** start **

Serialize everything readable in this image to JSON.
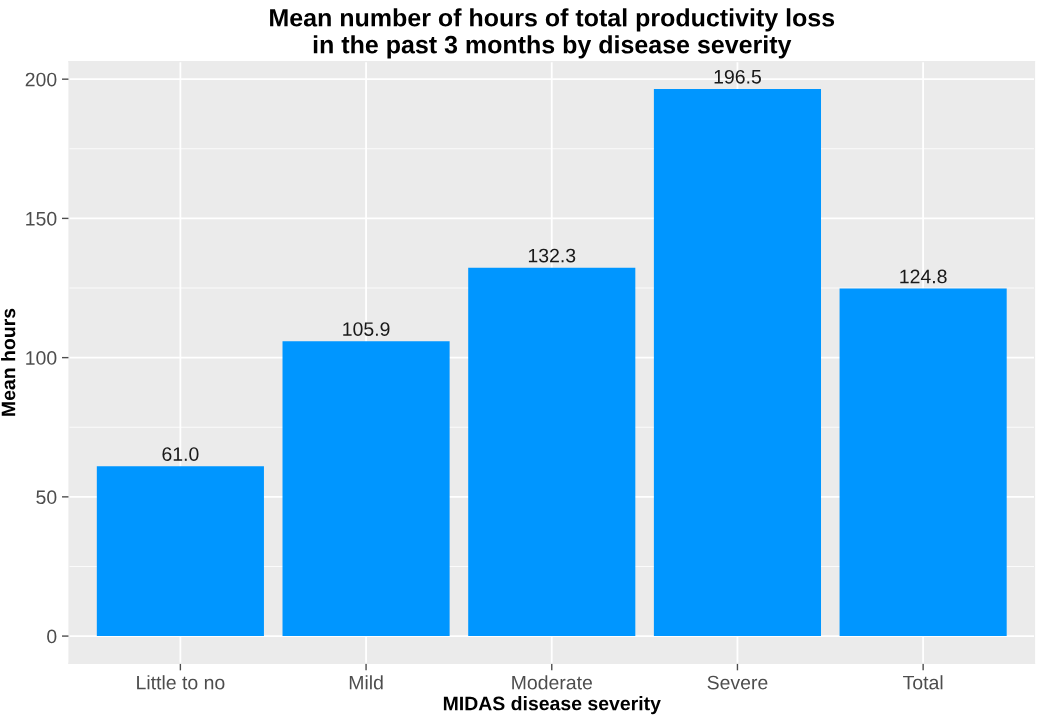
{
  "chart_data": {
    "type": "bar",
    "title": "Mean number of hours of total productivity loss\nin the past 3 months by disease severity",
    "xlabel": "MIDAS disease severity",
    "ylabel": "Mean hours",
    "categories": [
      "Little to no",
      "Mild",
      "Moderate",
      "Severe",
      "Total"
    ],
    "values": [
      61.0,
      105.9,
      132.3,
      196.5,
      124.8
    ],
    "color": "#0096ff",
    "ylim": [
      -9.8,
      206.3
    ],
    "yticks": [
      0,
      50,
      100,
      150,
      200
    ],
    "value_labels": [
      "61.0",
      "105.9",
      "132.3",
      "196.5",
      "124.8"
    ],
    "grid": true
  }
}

** end **

To be done
Pictures in the records above are not copied; print everything else exactly.

Completed task
Serialize everything readable in this image to JSON.
{
  "chart_data": {
    "type": "bar",
    "title": "Mean number of hours of total productivity loss\nin the past 3 months by disease severity",
    "xlabel": "MIDAS disease severity",
    "ylabel": "Mean hours",
    "categories": [
      "Little to no",
      "Mild",
      "Moderate",
      "Severe",
      "Total"
    ],
    "values": [
      61.0,
      105.9,
      132.3,
      196.5,
      124.8
    ],
    "color": "#0096ff",
    "ylim": [
      -9.8,
      206.3
    ],
    "yticks": [
      0,
      50,
      100,
      150,
      200
    ],
    "value_labels": [
      "61.0",
      "105.9",
      "132.3",
      "196.5",
      "124.8"
    ],
    "grid": true
  }
}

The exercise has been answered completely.